#### What is asked
Without omitting anything, return the records precisely as given.

━━━ Material shown

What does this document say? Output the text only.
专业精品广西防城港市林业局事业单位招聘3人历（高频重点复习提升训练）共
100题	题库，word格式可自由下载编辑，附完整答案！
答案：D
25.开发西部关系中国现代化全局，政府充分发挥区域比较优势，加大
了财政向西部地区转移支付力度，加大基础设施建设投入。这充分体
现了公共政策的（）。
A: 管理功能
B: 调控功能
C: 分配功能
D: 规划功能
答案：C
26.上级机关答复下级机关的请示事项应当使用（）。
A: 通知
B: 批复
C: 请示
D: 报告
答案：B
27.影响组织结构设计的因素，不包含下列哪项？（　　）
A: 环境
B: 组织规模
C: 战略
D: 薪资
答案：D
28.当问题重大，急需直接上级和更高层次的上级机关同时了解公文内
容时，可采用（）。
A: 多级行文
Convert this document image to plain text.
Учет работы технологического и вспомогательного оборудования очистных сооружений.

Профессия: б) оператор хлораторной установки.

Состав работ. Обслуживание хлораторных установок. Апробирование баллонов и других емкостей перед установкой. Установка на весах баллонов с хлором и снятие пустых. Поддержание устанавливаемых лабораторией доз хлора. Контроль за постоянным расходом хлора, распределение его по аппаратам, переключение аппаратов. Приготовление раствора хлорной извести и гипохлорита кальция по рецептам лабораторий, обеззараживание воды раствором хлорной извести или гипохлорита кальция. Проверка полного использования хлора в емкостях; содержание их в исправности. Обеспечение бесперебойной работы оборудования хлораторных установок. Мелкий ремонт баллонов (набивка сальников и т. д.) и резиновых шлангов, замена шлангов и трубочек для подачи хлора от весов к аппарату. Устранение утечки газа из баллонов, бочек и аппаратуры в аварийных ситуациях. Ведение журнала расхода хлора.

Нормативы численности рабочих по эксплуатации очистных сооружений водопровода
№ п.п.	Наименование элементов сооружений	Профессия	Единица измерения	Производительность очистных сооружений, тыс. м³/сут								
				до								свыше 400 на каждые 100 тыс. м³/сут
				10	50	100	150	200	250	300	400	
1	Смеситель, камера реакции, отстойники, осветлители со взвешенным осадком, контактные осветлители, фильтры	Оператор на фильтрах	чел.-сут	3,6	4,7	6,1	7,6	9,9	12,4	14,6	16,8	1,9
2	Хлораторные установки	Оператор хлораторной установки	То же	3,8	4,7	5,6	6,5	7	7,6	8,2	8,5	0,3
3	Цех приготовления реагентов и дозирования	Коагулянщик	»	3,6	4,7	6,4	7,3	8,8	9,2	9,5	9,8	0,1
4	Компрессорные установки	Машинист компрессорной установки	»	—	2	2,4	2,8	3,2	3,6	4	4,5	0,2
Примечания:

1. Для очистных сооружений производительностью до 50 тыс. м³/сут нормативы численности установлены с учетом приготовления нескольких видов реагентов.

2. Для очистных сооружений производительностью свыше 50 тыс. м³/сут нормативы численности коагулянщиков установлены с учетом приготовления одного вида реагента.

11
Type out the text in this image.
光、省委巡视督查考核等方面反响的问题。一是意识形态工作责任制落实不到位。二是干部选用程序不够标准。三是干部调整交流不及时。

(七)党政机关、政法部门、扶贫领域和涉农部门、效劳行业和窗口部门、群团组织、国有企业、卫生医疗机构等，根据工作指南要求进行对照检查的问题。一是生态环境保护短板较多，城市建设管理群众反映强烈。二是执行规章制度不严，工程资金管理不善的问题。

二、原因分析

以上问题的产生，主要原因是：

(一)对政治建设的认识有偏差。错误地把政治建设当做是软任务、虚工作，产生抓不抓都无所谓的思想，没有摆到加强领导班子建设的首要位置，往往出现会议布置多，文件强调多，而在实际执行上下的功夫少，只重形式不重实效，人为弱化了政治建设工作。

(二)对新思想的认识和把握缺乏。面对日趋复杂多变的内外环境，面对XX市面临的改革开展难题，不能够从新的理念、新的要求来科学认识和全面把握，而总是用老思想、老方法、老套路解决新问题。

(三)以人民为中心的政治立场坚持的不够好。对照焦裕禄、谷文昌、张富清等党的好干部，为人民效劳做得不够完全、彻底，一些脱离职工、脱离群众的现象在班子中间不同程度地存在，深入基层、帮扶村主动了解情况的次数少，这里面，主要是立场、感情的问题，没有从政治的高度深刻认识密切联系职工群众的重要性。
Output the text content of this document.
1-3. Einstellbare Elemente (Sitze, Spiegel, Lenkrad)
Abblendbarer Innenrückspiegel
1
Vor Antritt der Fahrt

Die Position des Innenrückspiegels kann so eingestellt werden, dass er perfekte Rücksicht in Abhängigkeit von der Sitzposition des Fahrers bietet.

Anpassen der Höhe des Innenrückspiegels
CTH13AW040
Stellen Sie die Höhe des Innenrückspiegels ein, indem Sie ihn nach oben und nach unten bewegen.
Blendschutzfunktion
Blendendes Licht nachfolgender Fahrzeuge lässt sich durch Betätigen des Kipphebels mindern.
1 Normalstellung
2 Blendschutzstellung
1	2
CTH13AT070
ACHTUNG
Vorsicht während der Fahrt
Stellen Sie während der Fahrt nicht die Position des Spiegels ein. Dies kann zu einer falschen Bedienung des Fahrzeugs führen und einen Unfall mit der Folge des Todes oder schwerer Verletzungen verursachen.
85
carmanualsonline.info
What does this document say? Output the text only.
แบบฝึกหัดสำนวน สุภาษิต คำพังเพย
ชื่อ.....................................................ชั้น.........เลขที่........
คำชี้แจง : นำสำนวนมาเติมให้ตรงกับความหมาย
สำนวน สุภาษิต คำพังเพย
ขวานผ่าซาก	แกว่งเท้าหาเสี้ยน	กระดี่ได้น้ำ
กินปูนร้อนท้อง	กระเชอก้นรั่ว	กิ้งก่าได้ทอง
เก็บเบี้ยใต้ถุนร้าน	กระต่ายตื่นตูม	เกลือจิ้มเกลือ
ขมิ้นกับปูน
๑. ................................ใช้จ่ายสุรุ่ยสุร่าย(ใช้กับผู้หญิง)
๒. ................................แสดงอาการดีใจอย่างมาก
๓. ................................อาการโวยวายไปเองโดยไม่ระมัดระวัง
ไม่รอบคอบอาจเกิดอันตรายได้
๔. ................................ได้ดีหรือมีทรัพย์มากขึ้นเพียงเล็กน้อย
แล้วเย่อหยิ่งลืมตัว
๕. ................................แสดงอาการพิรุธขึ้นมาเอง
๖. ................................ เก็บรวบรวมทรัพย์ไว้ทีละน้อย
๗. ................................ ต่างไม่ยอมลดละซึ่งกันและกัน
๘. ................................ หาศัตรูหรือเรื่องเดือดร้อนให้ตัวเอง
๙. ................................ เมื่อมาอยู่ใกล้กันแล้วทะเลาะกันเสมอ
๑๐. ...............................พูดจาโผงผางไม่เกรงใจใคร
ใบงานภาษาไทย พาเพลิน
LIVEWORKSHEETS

━━━━━━

#### Task result
What does this document say? Output the text only.
专业精品广西防城港市林业局事业单位招聘3人历（高频重点复习提升训练）共
100题	题库，word格式可自由下载编辑，附完整答案！
答案：D
25.开发西部关系中国现代化全局，政府充分发挥区域比较优势，加大
了财政向西部地区转移支付力度，加大基础设施建设投入。这充分体
现了公共政策的（）。
A: 管理功能
B: 调控功能
C: 分配功能
D: 规划功能
答案：C
26.上级机关答复下级机关的请示事项应当使用（）。
A: 通知
B: 批复
C: 请示
D: 报告
答案：B
27.影响组织结构设计的因素，不包含下列哪项？（　　）
A: 环境
B: 组织规模
C: 战略
D: 薪资
答案：D
28.当问题重大，急需直接上级和更高层次的上级机关同时了解公文内
容时，可采用（）。
A: 多级行文
Convert this document image to plain text.
Учет работы технологического и вспомогательного оборудования очистных сооружений.

Профессия: б) оператор хлораторной установки.

Состав работ. Обслуживание хлораторных установок. Апробирование баллонов и других емкостей перед установкой. Установка на весах баллонов с хлором и снятие пустых. Поддержание устанавливаемых лабораторией доз хлора. Контроль за постоянным расходом хлора, распределение его по аппаратам, переключение аппаратов. Приготовление раствора хлорной извести и гипохлорита кальция по рецептам лабораторий, обеззараживание воды раствором хлорной извести или гипохлорита кальция. Проверка полного использования хлора в емкостях; содержание их в исправности. Обеспечение бесперебойной работы оборудования хлораторных установок. Мелкий ремонт баллонов (набивка сальников и т. д.) и резиновых шлангов, замена шлангов и трубочек для подачи хлора от весов к аппарату. Устранение утечки газа из баллонов, бочек и аппаратуры в аварийных ситуациях. Ведение журнала расхода хлора.

Нормативы численности рабочих по эксплуатации очистных сооружений водопровода
№ п.п.	Наименование элементов сооружений	Профессия	Единица измерения	Производительность очистных сооружений, тыс. м³/сут								
				до								свыше 400 на каждые 100 тыс. м³/сут
				10	50	100	150	200	250	300	400	
1	Смеситель, камера реакции, отстойники, осветлители со взвешенным осадком, контактные осветлители, фильтры	Оператор на фильтрах	чел.-сут	3,6	4,7	6,1	7,6	9,9	12,4	14,6	16,8	1,9
2	Хлораторные установки	Оператор хлораторной установки	То же	3,8	4,7	5,6	6,5	7	7,6	8,2	8,5	0,3
3	Цех приготовления реагентов и дозирования	Коагулянщик	»	3,6	4,7	6,4	7,3	8,8	9,2	9,5	9,8	0,1
4	Компрессорные установки	Машинист компрессорной установки	»	—	2	2,4	2,8	3,2	3,6	4	4,5	0,2
Примечания:

1. Для очистных сооружений производительностью до 50 тыс. м³/сут нормативы численности установлены с учетом приготовления нескольких видов реагентов.

2. Для очистных сооружений производительностью свыше 50 тыс. м³/сут нормативы численности коагулянщиков установлены с учетом приготовления одного вида реагента.

11
Type out the text in this image.
光、省委巡视督查考核等方面反响的问题。一是意识形态工作责任制落实不到位。二是干部选用程序不够标准。三是干部调整交流不及时。

(七)党政机关、政法部门、扶贫领域和涉农部门、效劳行业和窗口部门、群团组织、国有企业、卫生医疗机构等，根据工作指南要求进行对照检查的问题。一是生态环境保护短板较多，城市建设管理群众反映强烈。二是执行规章制度不严，工程资金管理不善的问题。

二、原因分析

以上问题的产生，主要原因是：

(一)对政治建设的认识有偏差。错误地把政治建设当做是软任务、虚工作，产生抓不抓都无所谓的思想，没有摆到加强领导班子建设的首要位置，往往出现会议布置多，文件强调多，而在实际执行上下的功夫少，只重形式不重实效，人为弱化了政治建设工作。

(二)对新思想的认识和把握缺乏。面对日趋复杂多变的内外环境，面对XX市面临的改革开展难题，不能够从新的理念、新的要求来科学认识和全面把握，而总是用老思想、老方法、老套路解决新问题。

(三)以人民为中心的政治立场坚持的不够好。对照焦裕禄、谷文昌、张富清等党的好干部，为人民效劳做得不够完全、彻底，一些脱离职工、脱离群众的现象在班子中间不同程度地存在，深入基层、帮扶村主动了解情况的次数少，这里面，主要是立场、感情的问题，没有从政治的高度深刻认识密切联系职工群众的重要性。
Output the text content of this document.
1-3. Einstellbare Elemente (Sitze, Spiegel, Lenkrad)
Abblendbarer Innenrückspiegel
1
Vor Antritt der Fahrt

Die Position des Innenrückspiegels kann so eingestellt werden, dass er perfekte Rücksicht in Abhängigkeit von der Sitzposition des Fahrers bietet.

Anpassen der Höhe des Innenrückspiegels
CTH13AW040
Stellen Sie die Höhe des Innenrückspiegels ein, indem Sie ihn nach oben und nach unten bewegen.
Blendschutzfunktion
Blendendes Licht nachfolgender Fahrzeuge lässt sich durch Betätigen des Kipphebels mindern.
1 Normalstellung
2 Blendschutzstellung
1	2
CTH13AT070
ACHTUNG
Vorsicht während der Fahrt
Stellen Sie während der Fahrt nicht die Position des Spiegels ein. Dies kann zu einer falschen Bedienung des Fahrzeugs führen und einen Unfall mit der Folge des Todes oder schwerer Verletzungen verursachen.
85
carmanualsonline.info
What does this document say? Output the text only.
แบบฝึกหัดสำนวน สุภาษิต คำพังเพย
ชื่อ.....................................................ชั้น.........เลขที่........
คำชี้แจง : นำสำนวนมาเติมให้ตรงกับความหมาย
สำนวน สุภาษิต คำพังเพย
ขวานผ่าซาก	แกว่งเท้าหาเสี้ยน	กระดี่ได้น้ำ
กินปูนร้อนท้อง	กระเชอก้นรั่ว	กิ้งก่าได้ทอง
เก็บเบี้ยใต้ถุนร้าน	กระต่ายตื่นตูม	เกลือจิ้มเกลือ
ขมิ้นกับปูน
๑. ................................ใช้จ่ายสุรุ่ยสุร่าย(ใช้กับผู้หญิง)
๒. ................................แสดงอาการดีใจอย่างมาก
๓. ................................อาการโวยวายไปเองโดยไม่ระมัดระวัง
ไม่รอบคอบอาจเกิดอันตรายได้
๔. ................................ได้ดีหรือมีทรัพย์มากขึ้นเพียงเล็กน้อย
แล้วเย่อหยิ่งลืมตัว
๕. ................................แสดงอาการพิรุธขึ้นมาเอง
๖. ................................ เก็บรวบรวมทรัพย์ไว้ทีละน้อย
๗. ................................ ต่างไม่ยอมลดละซึ่งกันและกัน
๘. ................................ หาศัตรูหรือเรื่องเดือดร้อนให้ตัวเอง
๙. ................................ เมื่อมาอยู่ใกล้กันแล้วทะเลาะกันเสมอ
๑๐. ...............................พูดจาโผงผางไม่เกรงใจใคร
ใบงานภาษาไทย พาเพลิน
LIVEWORKSHEETS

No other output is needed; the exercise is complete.